■ PROBLEM A: Return the listing from its first line through the line containing "bubble: 54% [665,252,899,486]", with both of those lines included, copied exactly.

■ SELECTED TEXT:

2

For example, if this is in a C file:

#include <stdio.h>

int main() {
    puts(R"(PREPROCESSOR DIRECTIVES
The following are the preprocessor directives in C:
#define  - Replaces parts of the code. Non-function macros are usually named in UPPERCASE.
#include - Inserts a header file into the current file.
#ifdef   - Runs more preprocessor directives below until reaching an #endif, if something is defined.)");
}

it probably has bad practices I just made this quickly

It runs fine, but vscode bombards me with 7 useless errors. Sure, vscode lets it compile, but it's just annoying to see your errors tab full of fake errors. How can I fix it?

  • identifier "R" is undefined
  • missing closing quote
  • expected an identifier (2)
  • expected a file name
  • the #endif for this directive is missing
  • expected a ";"

Stored dataset items
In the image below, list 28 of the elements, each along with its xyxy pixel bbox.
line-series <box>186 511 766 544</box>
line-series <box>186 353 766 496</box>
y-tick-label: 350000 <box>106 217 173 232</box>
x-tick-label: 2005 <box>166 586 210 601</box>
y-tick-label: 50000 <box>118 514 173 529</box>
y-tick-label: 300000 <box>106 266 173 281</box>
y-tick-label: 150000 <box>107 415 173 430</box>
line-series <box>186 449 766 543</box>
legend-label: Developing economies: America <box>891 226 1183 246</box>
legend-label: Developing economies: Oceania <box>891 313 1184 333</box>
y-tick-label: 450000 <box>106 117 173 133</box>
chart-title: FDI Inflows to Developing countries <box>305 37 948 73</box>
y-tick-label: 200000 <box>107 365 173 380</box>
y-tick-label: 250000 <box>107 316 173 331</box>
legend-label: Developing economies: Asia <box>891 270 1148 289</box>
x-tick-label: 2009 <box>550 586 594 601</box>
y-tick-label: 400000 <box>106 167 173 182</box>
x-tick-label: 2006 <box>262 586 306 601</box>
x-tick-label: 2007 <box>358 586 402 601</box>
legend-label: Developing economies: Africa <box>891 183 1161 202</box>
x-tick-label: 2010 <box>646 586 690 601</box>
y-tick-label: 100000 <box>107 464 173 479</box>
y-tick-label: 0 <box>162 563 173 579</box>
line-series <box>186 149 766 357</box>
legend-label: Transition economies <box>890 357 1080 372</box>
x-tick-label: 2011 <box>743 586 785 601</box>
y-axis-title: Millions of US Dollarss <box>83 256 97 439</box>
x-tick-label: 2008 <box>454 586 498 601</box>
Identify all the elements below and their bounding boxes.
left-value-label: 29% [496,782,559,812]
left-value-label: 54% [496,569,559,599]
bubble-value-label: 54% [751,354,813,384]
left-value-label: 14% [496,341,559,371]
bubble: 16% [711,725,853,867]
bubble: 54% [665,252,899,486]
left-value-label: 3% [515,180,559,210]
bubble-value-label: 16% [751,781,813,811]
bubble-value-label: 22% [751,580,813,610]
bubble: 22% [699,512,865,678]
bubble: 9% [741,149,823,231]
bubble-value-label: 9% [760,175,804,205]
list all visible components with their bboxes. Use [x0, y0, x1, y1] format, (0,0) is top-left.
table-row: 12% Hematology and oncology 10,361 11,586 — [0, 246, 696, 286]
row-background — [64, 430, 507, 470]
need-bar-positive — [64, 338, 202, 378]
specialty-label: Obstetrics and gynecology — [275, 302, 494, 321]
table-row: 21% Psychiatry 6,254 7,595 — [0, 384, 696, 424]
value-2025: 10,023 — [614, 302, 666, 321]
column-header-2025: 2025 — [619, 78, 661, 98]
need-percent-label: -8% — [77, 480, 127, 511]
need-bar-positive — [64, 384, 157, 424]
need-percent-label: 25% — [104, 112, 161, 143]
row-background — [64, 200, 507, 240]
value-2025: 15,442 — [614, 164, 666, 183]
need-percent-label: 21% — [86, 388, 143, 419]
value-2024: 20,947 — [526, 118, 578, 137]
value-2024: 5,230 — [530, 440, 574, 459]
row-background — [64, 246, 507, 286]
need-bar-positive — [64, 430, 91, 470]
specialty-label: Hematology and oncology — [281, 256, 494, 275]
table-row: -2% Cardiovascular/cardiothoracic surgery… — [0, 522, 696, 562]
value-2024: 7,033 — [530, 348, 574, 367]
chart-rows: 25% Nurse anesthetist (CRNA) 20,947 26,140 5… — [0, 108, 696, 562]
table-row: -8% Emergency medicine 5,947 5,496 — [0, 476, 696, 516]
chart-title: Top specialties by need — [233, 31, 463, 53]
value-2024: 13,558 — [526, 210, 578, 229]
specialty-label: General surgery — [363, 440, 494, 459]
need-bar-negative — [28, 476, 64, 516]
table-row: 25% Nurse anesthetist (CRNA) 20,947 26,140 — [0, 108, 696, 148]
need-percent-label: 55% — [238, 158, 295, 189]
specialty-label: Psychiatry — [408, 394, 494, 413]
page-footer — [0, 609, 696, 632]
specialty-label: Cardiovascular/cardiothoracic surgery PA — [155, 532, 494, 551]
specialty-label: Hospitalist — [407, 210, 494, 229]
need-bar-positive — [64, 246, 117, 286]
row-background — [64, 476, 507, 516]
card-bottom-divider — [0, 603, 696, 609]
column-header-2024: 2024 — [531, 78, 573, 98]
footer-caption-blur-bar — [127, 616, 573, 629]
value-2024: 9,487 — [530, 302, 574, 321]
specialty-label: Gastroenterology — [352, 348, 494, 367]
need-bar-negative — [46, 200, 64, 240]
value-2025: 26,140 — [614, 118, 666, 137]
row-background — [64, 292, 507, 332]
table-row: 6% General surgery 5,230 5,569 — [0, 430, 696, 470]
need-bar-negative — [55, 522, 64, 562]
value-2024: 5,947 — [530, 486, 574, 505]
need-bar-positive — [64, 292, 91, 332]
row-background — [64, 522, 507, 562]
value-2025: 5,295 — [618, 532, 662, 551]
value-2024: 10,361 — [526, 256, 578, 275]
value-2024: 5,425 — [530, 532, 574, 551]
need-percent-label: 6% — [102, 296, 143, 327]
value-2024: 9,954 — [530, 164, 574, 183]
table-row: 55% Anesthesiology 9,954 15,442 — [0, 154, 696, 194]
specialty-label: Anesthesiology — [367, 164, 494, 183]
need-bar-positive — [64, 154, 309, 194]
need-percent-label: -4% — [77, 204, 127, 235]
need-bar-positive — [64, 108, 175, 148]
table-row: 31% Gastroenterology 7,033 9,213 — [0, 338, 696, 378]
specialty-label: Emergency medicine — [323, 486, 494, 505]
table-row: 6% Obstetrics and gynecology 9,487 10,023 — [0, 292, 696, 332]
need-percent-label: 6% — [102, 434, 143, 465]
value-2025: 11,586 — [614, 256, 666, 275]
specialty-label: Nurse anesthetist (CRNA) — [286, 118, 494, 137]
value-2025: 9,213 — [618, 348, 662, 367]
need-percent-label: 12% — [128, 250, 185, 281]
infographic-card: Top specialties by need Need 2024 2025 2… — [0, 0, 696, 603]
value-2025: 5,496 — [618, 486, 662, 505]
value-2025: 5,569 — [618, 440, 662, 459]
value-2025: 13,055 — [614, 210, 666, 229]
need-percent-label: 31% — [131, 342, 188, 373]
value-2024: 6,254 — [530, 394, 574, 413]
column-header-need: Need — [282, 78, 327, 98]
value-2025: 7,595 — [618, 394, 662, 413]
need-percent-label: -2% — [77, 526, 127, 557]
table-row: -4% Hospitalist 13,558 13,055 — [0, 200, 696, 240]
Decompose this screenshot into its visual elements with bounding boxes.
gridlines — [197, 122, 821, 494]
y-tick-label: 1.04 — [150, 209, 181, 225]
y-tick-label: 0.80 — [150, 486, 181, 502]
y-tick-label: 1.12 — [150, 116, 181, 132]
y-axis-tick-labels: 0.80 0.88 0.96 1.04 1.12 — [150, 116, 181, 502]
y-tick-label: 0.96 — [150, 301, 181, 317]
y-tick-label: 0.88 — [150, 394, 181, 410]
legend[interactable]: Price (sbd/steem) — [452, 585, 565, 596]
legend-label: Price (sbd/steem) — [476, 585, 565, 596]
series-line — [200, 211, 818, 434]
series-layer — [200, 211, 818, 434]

■ PROBLEM B: In the question about errors in the C file, how many errors does the writer say VS Code reports?

■ TASK ANSWER A:
In the image below, list 28 of the elements, each along with its xyxy pixel bbox.
line-series <box>186 511 766 544</box>
line-series <box>186 353 766 496</box>
y-tick-label: 350000 <box>106 217 173 232</box>
x-tick-label: 2005 <box>166 586 210 601</box>
y-tick-label: 50000 <box>118 514 173 529</box>
y-tick-label: 300000 <box>106 266 173 281</box>
y-tick-label: 150000 <box>107 415 173 430</box>
line-series <box>186 449 766 543</box>
legend-label: Developing economies: America <box>891 226 1183 246</box>
legend-label: Developing economies: Oceania <box>891 313 1184 333</box>
y-tick-label: 450000 <box>106 117 173 133</box>
chart-title: FDI Inflows to Developing countries <box>305 37 948 73</box>
y-tick-label: 200000 <box>107 365 173 380</box>
y-tick-label: 250000 <box>107 316 173 331</box>
legend-label: Developing economies: Asia <box>891 270 1148 289</box>
x-tick-label: 2009 <box>550 586 594 601</box>
y-tick-label: 400000 <box>106 167 173 182</box>
x-tick-label: 2006 <box>262 586 306 601</box>
x-tick-label: 2007 <box>358 586 402 601</box>
legend-label: Developing economies: Africa <box>891 183 1161 202</box>
x-tick-label: 2010 <box>646 586 690 601</box>
y-tick-label: 100000 <box>107 464 173 479</box>
y-tick-label: 0 <box>162 563 173 579</box>
line-series <box>186 149 766 357</box>
legend-label: Transition economies <box>890 357 1080 372</box>
x-tick-label: 2011 <box>743 586 785 601</box>
y-axis-title: Millions of US Dollarss <box>83 256 97 439</box>
x-tick-label: 2008 <box>454 586 498 601</box>
Identify all the elements below and their bounding boxes.
left-value-label: 29% [496,782,559,812]
left-value-label: 54% [496,569,559,599]
bubble-value-label: 54% [751,354,813,384]
left-value-label: 14% [496,341,559,371]
bubble: 16% [711,725,853,867]
bubble: 54% [665,252,899,486]

■ TASK ANSWER B: Seven.